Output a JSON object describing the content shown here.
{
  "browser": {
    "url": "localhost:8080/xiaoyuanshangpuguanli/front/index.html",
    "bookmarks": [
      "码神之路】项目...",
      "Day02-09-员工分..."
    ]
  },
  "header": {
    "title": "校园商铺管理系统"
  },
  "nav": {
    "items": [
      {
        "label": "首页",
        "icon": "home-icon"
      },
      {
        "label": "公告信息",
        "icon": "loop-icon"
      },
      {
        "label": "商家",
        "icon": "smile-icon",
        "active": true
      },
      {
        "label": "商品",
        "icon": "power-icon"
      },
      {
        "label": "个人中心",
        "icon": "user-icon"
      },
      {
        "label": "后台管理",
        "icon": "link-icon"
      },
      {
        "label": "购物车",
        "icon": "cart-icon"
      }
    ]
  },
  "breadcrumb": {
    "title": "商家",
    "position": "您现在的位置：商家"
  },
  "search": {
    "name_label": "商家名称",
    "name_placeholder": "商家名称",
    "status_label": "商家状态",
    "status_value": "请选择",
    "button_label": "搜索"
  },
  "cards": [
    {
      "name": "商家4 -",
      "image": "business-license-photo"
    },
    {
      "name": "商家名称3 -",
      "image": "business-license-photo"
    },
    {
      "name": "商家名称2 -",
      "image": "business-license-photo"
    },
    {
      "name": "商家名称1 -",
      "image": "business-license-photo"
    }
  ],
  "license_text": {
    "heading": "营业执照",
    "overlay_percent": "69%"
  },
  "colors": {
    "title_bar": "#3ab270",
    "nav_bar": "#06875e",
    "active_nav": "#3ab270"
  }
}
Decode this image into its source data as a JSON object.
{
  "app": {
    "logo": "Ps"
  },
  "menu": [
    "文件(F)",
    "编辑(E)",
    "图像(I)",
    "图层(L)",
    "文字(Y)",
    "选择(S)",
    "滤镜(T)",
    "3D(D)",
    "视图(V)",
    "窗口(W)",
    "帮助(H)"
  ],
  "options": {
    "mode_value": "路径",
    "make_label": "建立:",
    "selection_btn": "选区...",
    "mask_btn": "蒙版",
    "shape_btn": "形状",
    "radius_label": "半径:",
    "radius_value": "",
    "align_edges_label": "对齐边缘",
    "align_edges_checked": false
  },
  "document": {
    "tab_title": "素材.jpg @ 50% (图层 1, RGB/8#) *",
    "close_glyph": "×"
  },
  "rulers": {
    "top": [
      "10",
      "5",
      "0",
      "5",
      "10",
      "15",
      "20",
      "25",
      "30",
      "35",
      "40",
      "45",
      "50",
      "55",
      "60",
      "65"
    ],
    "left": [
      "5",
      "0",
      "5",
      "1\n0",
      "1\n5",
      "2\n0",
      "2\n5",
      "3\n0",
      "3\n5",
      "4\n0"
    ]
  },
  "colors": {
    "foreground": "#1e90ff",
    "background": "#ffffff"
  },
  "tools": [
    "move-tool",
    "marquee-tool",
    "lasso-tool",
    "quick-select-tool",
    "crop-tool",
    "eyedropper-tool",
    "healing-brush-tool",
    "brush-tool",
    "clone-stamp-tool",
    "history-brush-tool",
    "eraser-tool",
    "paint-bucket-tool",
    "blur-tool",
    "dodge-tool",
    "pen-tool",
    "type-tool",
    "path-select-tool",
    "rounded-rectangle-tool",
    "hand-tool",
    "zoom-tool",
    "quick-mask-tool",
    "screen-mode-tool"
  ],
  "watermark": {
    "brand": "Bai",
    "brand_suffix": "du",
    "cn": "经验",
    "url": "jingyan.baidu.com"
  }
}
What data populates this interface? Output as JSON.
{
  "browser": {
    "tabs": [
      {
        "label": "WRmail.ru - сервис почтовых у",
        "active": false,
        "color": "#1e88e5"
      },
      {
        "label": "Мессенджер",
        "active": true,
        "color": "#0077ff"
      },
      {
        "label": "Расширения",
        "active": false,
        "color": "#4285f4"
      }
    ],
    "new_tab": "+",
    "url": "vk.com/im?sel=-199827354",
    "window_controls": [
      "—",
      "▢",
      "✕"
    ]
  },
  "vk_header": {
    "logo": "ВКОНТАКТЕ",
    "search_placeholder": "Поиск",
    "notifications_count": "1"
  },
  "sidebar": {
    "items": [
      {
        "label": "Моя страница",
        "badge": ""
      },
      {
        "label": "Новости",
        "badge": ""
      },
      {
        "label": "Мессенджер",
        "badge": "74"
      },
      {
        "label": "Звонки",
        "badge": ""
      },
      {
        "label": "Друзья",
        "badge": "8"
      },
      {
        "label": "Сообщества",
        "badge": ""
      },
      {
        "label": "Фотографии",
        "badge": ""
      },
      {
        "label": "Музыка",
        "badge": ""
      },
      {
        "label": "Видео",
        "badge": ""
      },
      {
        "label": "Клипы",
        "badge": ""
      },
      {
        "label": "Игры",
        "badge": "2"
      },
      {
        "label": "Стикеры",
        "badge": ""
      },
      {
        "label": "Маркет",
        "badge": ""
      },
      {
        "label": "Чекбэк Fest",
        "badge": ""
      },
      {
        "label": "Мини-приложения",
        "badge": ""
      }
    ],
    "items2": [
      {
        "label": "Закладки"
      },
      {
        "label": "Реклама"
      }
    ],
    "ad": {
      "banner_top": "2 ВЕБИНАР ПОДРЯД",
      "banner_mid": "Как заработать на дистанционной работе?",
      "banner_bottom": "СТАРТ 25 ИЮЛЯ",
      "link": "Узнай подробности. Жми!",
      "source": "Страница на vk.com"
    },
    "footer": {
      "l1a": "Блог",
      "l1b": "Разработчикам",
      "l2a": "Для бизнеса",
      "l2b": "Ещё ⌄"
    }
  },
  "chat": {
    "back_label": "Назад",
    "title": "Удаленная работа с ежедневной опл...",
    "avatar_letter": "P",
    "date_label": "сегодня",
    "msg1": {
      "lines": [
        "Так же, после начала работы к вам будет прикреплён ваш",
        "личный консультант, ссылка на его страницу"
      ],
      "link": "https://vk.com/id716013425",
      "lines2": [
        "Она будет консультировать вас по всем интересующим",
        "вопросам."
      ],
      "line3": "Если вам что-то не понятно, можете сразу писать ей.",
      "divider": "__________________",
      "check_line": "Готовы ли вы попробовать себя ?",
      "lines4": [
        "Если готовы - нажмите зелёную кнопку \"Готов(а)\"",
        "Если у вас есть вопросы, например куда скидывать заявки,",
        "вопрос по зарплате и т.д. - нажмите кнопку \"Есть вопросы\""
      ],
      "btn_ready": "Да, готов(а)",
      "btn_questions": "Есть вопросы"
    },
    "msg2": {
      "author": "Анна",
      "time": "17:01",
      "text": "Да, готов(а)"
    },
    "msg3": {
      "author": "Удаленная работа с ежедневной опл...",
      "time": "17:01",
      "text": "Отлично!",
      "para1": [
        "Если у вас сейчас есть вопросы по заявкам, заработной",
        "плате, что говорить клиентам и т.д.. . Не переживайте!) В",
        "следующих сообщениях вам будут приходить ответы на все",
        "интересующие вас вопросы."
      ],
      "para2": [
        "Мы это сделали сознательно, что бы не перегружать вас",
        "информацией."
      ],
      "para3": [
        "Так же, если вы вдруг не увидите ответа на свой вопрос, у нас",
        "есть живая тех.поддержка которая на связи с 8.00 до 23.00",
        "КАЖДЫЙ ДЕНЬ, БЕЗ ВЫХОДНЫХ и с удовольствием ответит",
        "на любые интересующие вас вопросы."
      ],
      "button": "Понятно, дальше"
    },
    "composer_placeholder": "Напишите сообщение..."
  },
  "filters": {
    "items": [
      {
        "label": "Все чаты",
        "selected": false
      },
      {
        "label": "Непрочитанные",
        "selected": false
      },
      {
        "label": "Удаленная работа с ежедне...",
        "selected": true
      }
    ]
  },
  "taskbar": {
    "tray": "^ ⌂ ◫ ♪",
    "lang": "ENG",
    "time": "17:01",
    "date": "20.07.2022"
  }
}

* **To be done**
Collect each line of the entries that has the word "Удаленная", copying it in full.

* **Answer to this task**
    "title": "Удаленная работа с ежедневной опл...",
      "author": "Удаленная работа с ежедневной опл...",
        "label": "Удаленная работа с ежедне...",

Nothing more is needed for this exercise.